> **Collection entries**
▬▬▬

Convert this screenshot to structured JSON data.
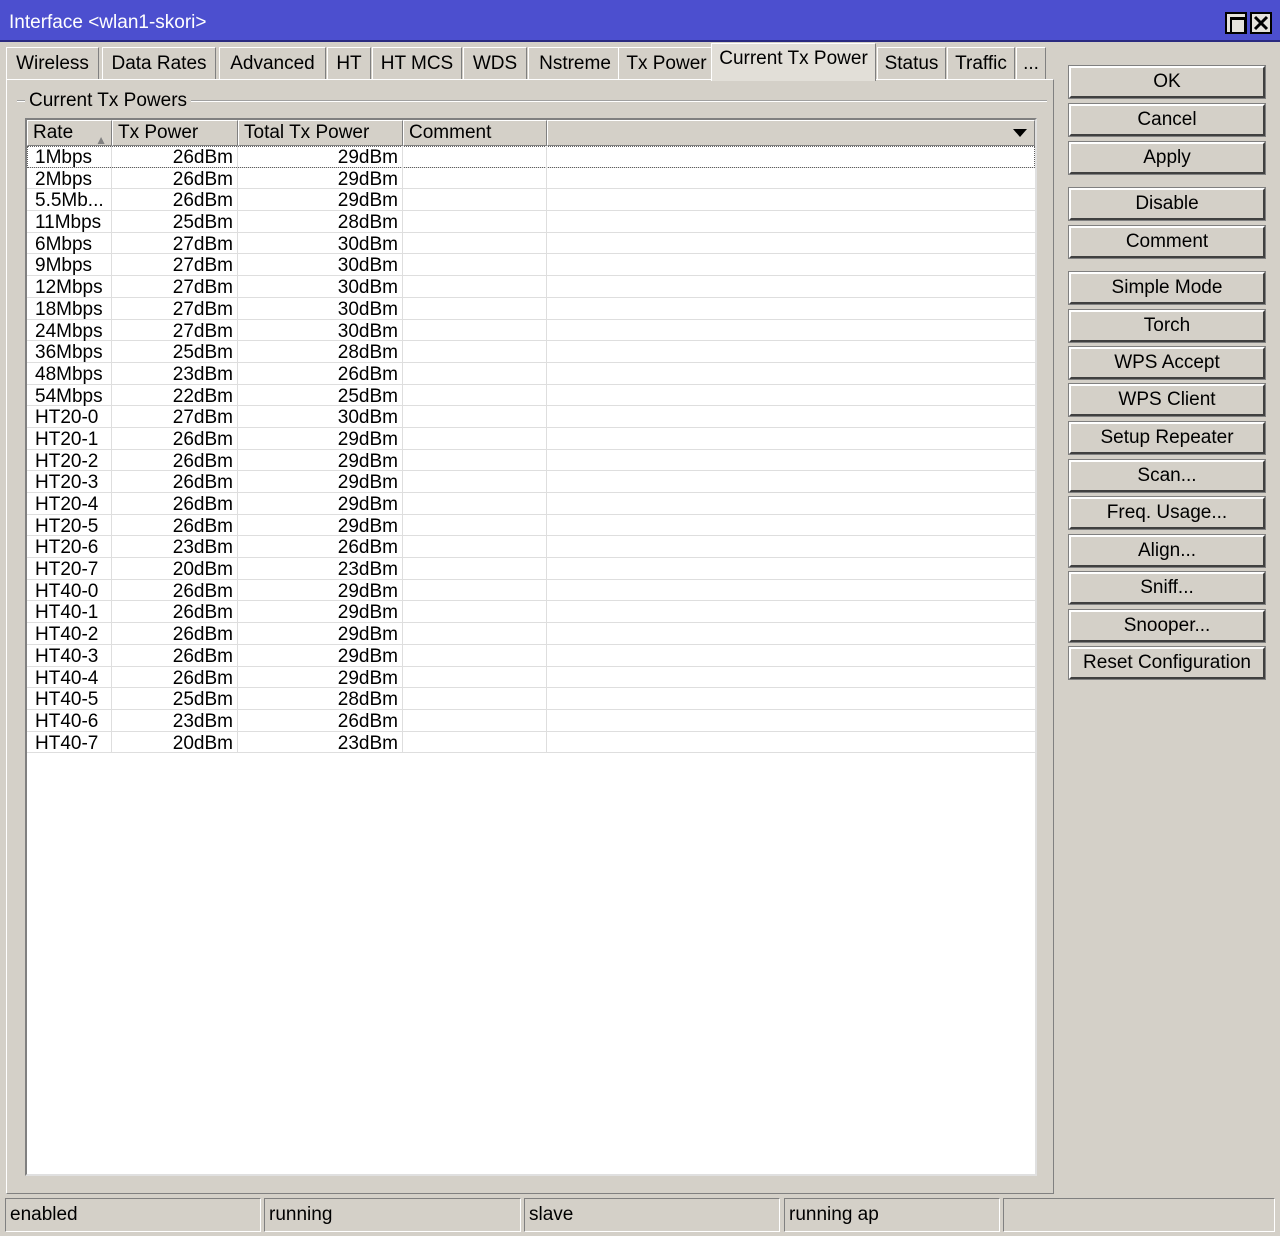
{
  "window": {
    "title": "Interface <wlan1-skori>"
  },
  "tabs": [
    {
      "label": "Wireless"
    },
    {
      "label": "Data Rates"
    },
    {
      "label": "Advanced"
    },
    {
      "label": "HT"
    },
    {
      "label": "HT MCS"
    },
    {
      "label": "WDS"
    },
    {
      "label": "Nstreme"
    },
    {
      "label": "Tx Power"
    },
    {
      "label": "Current Tx Power",
      "active": true
    },
    {
      "label": "Status"
    },
    {
      "label": "Traffic"
    },
    {
      "label": "..."
    }
  ],
  "group": {
    "label": "Current Tx Powers"
  },
  "table": {
    "columns": [
      "Rate",
      "Tx Power",
      "Total Tx Power",
      "Comment"
    ],
    "sorted_column": "Rate",
    "rows": [
      {
        "rate": "1Mbps",
        "tx": "26dBm",
        "total": "29dBm",
        "comment": ""
      },
      {
        "rate": "2Mbps",
        "tx": "26dBm",
        "total": "29dBm",
        "comment": ""
      },
      {
        "rate": "5.5Mb...",
        "tx": "26dBm",
        "total": "29dBm",
        "comment": ""
      },
      {
        "rate": "11Mbps",
        "tx": "25dBm",
        "total": "28dBm",
        "comment": ""
      },
      {
        "rate": "6Mbps",
        "tx": "27dBm",
        "total": "30dBm",
        "comment": ""
      },
      {
        "rate": "9Mbps",
        "tx": "27dBm",
        "total": "30dBm",
        "comment": ""
      },
      {
        "rate": "12Mbps",
        "tx": "27dBm",
        "total": "30dBm",
        "comment": ""
      },
      {
        "rate": "18Mbps",
        "tx": "27dBm",
        "total": "30dBm",
        "comment": ""
      },
      {
        "rate": "24Mbps",
        "tx": "27dBm",
        "total": "30dBm",
        "comment": ""
      },
      {
        "rate": "36Mbps",
        "tx": "25dBm",
        "total": "28dBm",
        "comment": ""
      },
      {
        "rate": "48Mbps",
        "tx": "23dBm",
        "total": "26dBm",
        "comment": ""
      },
      {
        "rate": "54Mbps",
        "tx": "22dBm",
        "total": "25dBm",
        "comment": ""
      },
      {
        "rate": "HT20-0",
        "tx": "27dBm",
        "total": "30dBm",
        "comment": ""
      },
      {
        "rate": "HT20-1",
        "tx": "26dBm",
        "total": "29dBm",
        "comment": ""
      },
      {
        "rate": "HT20-2",
        "tx": "26dBm",
        "total": "29dBm",
        "comment": ""
      },
      {
        "rate": "HT20-3",
        "tx": "26dBm",
        "total": "29dBm",
        "comment": ""
      },
      {
        "rate": "HT20-4",
        "tx": "26dBm",
        "total": "29dBm",
        "comment": ""
      },
      {
        "rate": "HT20-5",
        "tx": "26dBm",
        "total": "29dBm",
        "comment": ""
      },
      {
        "rate": "HT20-6",
        "tx": "23dBm",
        "total": "26dBm",
        "comment": ""
      },
      {
        "rate": "HT20-7",
        "tx": "20dBm",
        "total": "23dBm",
        "comment": ""
      },
      {
        "rate": "HT40-0",
        "tx": "26dBm",
        "total": "29dBm",
        "comment": ""
      },
      {
        "rate": "HT40-1",
        "tx": "26dBm",
        "total": "29dBm",
        "comment": ""
      },
      {
        "rate": "HT40-2",
        "tx": "26dBm",
        "total": "29dBm",
        "comment": ""
      },
      {
        "rate": "HT40-3",
        "tx": "26dBm",
        "total": "29dBm",
        "comment": ""
      },
      {
        "rate": "HT40-4",
        "tx": "26dBm",
        "total": "29dBm",
        "comment": ""
      },
      {
        "rate": "HT40-5",
        "tx": "25dBm",
        "total": "28dBm",
        "comment": ""
      },
      {
        "rate": "HT40-6",
        "tx": "23dBm",
        "total": "26dBm",
        "comment": ""
      },
      {
        "rate": "HT40-7",
        "tx": "20dBm",
        "total": "23dBm",
        "comment": ""
      }
    ]
  },
  "buttons": [
    {
      "label": "OK",
      "name": "ok-button"
    },
    {
      "label": "Cancel",
      "name": "cancel-button"
    },
    {
      "label": "Apply",
      "name": "apply-button"
    },
    {
      "label": "Disable",
      "name": "disable-button"
    },
    {
      "label": "Comment",
      "name": "comment-button"
    },
    {
      "label": "Simple Mode",
      "name": "simple-mode-button"
    },
    {
      "label": "Torch",
      "name": "torch-button"
    },
    {
      "label": "WPS Accept",
      "name": "wps-accept-button"
    },
    {
      "label": "WPS Client",
      "name": "wps-client-button"
    },
    {
      "label": "Setup Repeater",
      "name": "setup-repeater-button"
    },
    {
      "label": "Scan...",
      "name": "scan-button"
    },
    {
      "label": "Freq. Usage...",
      "name": "freq-usage-button"
    },
    {
      "label": "Align...",
      "name": "align-button"
    },
    {
      "label": "Sniff...",
      "name": "sniff-button"
    },
    {
      "label": "Snooper...",
      "name": "snooper-button"
    },
    {
      "label": "Reset Configuration",
      "name": "reset-configuration-button"
    }
  ],
  "status": [
    "enabled",
    "running",
    "slave",
    "running ap",
    ""
  ]
}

▬▬▬

Report the number of lines in the entries above that include the word "Current" and add nothing to it.

2